SHORT PROBLEM ->
Please transcribe the lines of the records starting at the line that contains "Annotate this image: element" and ending at the line that contains "series-line-random-forest [173,70,1405,613]", with both of those lines included. Leave the pictures out.

DATA ENTRIES ->
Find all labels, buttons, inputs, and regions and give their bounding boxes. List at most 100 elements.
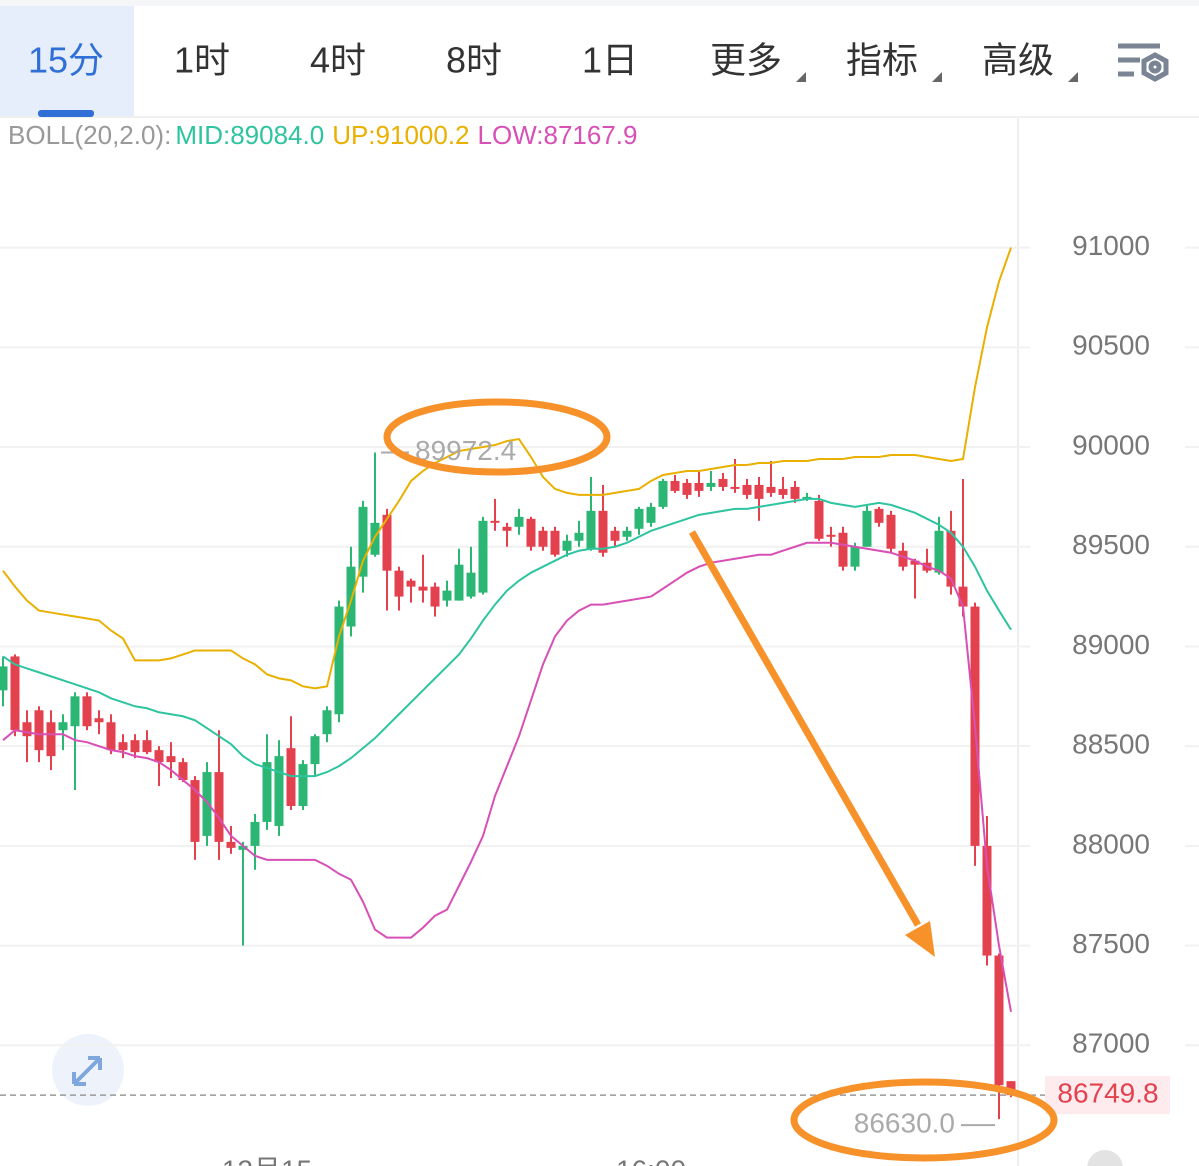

---

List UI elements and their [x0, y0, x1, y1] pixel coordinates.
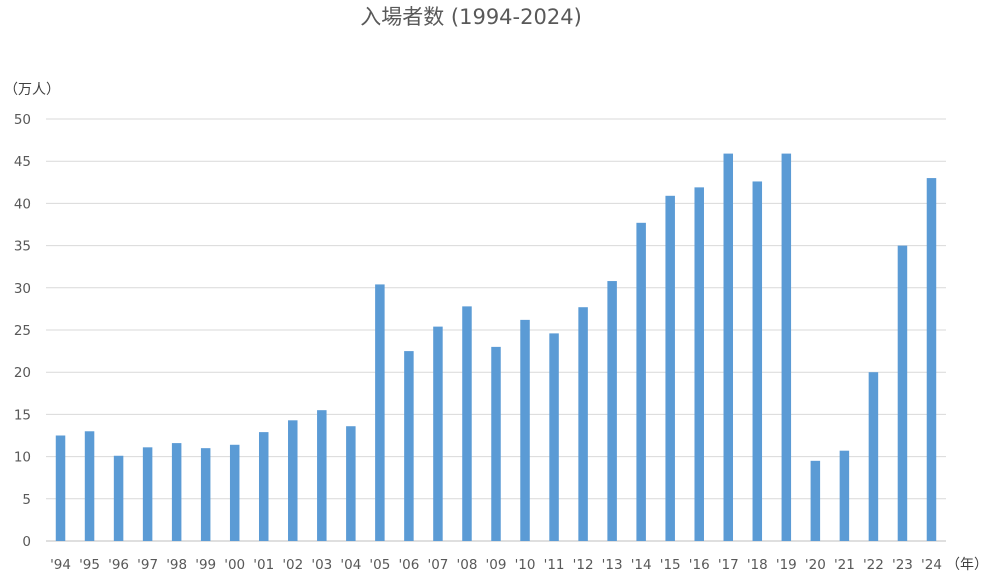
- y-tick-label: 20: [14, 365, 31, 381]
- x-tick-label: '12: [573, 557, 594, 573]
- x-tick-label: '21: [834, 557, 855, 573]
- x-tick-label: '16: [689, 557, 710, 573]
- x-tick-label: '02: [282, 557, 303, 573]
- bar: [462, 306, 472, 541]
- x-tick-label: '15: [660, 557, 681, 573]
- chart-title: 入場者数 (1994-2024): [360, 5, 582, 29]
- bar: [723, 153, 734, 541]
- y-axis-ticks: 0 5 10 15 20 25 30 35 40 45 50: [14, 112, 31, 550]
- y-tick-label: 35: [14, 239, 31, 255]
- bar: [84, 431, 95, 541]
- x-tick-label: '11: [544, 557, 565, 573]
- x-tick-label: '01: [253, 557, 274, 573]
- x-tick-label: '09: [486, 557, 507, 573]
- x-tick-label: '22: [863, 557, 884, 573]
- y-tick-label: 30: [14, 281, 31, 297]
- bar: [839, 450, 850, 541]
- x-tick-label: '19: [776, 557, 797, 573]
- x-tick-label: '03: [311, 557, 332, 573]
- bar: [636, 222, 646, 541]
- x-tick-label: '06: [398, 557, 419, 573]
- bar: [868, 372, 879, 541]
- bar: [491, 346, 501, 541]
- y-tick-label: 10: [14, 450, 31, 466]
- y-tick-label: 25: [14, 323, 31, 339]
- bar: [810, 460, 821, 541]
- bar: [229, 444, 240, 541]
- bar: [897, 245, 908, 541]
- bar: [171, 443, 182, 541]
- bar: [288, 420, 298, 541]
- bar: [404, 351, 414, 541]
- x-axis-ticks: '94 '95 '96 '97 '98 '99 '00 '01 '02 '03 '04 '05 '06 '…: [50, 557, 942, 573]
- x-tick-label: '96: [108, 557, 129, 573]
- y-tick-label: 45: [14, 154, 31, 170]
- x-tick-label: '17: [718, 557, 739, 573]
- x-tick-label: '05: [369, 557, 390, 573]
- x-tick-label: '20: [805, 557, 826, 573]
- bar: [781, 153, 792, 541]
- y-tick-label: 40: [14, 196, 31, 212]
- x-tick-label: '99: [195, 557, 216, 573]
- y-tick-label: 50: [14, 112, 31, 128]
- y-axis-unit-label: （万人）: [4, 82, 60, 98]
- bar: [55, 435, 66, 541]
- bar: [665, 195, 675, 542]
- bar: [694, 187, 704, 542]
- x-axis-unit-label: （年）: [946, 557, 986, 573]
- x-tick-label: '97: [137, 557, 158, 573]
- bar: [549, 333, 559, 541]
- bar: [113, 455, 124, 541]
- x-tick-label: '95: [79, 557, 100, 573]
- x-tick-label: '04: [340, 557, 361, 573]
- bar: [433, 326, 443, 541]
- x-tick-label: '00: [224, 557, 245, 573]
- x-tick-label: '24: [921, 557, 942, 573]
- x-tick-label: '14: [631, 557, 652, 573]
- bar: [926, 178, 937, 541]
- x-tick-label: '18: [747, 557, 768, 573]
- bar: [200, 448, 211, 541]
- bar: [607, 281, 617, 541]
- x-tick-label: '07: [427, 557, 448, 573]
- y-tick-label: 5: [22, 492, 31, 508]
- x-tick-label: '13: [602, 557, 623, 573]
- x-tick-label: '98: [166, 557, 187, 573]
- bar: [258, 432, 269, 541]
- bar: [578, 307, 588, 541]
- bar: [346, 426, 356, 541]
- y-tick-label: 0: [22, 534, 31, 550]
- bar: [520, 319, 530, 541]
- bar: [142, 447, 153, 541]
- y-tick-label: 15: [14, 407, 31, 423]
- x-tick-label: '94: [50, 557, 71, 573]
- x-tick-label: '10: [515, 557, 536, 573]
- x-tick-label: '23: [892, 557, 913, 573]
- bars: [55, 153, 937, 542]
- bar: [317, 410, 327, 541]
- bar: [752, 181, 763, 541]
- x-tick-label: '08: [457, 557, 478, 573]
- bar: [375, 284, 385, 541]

...

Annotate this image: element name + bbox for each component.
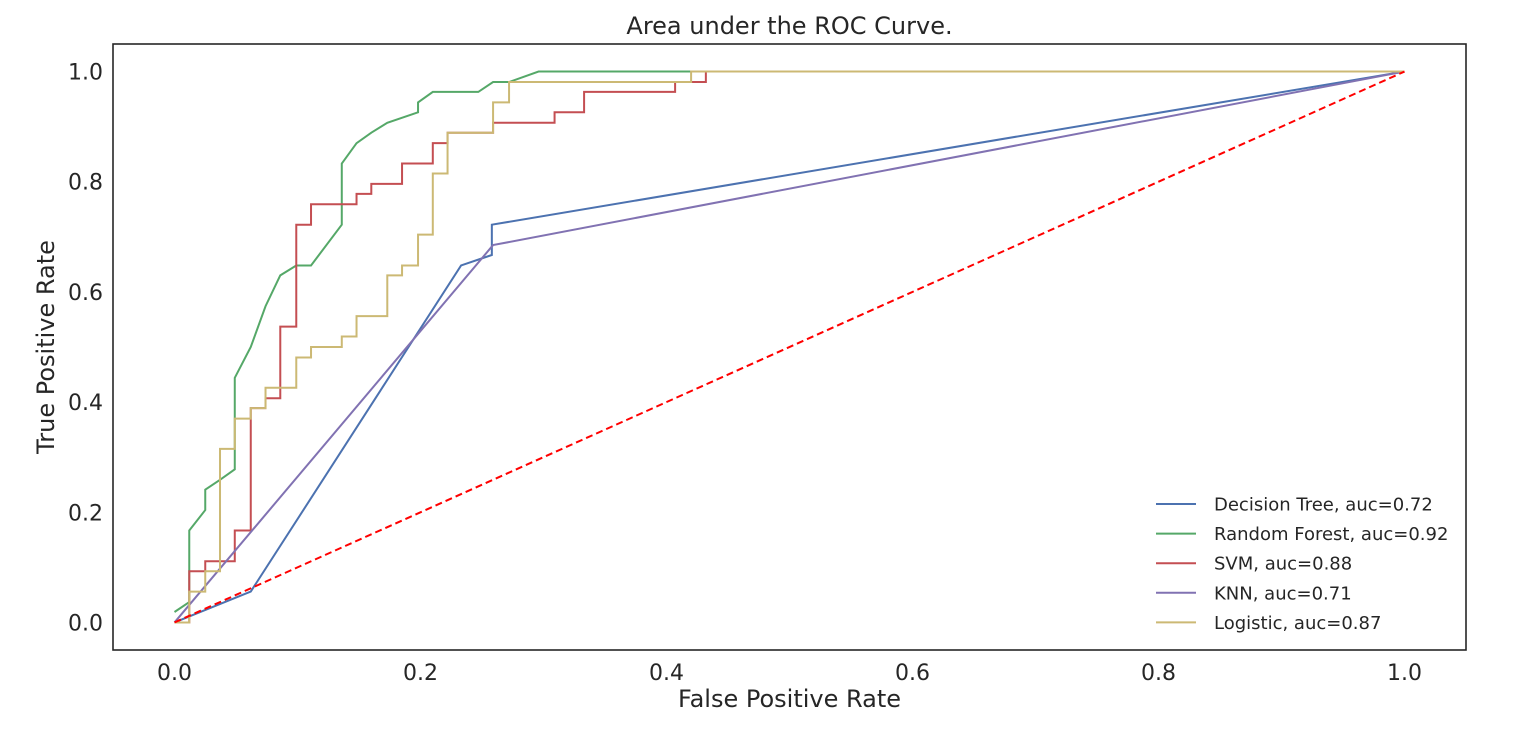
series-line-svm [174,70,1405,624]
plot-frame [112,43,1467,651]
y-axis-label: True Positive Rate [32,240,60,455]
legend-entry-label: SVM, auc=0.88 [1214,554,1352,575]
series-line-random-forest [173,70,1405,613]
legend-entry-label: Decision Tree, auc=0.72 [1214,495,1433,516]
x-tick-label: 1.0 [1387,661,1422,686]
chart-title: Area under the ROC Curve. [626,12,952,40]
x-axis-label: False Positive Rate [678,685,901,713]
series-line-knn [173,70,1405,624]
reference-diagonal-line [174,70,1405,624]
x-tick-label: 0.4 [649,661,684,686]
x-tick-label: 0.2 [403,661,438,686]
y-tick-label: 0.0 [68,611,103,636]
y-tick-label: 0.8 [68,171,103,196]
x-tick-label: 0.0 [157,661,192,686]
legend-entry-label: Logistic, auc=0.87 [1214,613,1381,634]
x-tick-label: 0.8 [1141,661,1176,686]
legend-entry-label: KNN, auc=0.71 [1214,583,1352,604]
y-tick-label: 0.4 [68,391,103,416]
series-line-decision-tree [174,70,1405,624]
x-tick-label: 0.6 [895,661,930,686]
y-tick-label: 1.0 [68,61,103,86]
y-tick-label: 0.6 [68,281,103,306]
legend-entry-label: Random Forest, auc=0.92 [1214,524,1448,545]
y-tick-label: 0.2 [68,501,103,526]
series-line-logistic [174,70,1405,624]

EXERCISE RESULT ->
Annotate this image: element name + bbox for each component.
series-line-svm [174,70,1405,624]
plot-frame [112,43,1467,651]
y-axis-label: True Positive Rate [32,240,60,455]
legend-entry-label: SVM, auc=0.88 [1214,554,1352,575]
series-line-random-forest [173,70,1405,613]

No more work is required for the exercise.